REQUIRED TASK:
Locate each line containing the string "this" and copy it out.
____ RECORDS SUPPLIED
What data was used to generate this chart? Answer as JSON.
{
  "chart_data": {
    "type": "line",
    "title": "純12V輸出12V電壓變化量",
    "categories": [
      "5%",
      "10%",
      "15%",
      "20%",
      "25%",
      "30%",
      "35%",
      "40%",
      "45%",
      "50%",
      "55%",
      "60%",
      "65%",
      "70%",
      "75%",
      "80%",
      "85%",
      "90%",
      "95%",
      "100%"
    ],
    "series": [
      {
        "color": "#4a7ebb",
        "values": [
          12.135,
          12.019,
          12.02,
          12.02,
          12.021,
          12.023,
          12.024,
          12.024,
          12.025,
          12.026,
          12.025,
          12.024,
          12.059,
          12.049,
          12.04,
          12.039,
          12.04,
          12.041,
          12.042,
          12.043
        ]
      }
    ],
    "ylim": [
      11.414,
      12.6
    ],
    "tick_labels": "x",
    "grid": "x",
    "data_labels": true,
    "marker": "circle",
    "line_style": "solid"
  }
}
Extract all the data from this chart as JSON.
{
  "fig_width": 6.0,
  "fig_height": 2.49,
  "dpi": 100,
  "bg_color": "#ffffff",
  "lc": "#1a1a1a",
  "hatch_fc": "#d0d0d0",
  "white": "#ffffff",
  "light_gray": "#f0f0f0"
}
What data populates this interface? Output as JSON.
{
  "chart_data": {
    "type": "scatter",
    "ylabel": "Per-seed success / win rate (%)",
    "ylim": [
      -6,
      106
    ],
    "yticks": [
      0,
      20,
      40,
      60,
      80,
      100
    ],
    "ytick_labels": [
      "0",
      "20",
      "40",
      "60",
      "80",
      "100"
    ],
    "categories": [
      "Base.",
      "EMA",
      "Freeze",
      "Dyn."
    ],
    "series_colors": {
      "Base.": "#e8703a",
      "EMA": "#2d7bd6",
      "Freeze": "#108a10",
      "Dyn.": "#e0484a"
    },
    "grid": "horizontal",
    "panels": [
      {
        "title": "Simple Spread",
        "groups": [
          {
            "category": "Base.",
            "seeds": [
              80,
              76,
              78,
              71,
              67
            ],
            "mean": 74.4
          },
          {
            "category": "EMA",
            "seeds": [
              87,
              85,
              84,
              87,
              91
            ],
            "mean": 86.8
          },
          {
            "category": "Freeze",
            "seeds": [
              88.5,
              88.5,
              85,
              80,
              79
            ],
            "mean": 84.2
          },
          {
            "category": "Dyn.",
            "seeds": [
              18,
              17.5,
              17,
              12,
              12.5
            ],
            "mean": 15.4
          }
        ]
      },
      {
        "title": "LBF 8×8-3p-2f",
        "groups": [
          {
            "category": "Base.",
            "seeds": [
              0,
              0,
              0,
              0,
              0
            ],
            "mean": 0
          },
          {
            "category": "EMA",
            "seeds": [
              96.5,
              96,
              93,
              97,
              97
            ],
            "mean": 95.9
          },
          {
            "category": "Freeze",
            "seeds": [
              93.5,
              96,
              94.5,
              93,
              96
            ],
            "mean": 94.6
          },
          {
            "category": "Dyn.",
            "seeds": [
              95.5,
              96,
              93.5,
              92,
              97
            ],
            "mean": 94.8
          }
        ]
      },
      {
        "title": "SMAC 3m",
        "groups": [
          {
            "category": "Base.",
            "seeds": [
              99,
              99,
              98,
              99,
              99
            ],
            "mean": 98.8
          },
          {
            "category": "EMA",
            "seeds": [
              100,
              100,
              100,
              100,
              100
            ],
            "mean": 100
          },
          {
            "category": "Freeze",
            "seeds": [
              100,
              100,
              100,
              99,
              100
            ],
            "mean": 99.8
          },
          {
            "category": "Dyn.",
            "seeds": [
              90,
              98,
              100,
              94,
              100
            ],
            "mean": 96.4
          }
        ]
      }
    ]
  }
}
________
FINISHED ANSWER:
What data was used to generate this chart? Answer as JSON.
Extract all the data from this chart as JSON.
What data populates this interface? Output as JSON.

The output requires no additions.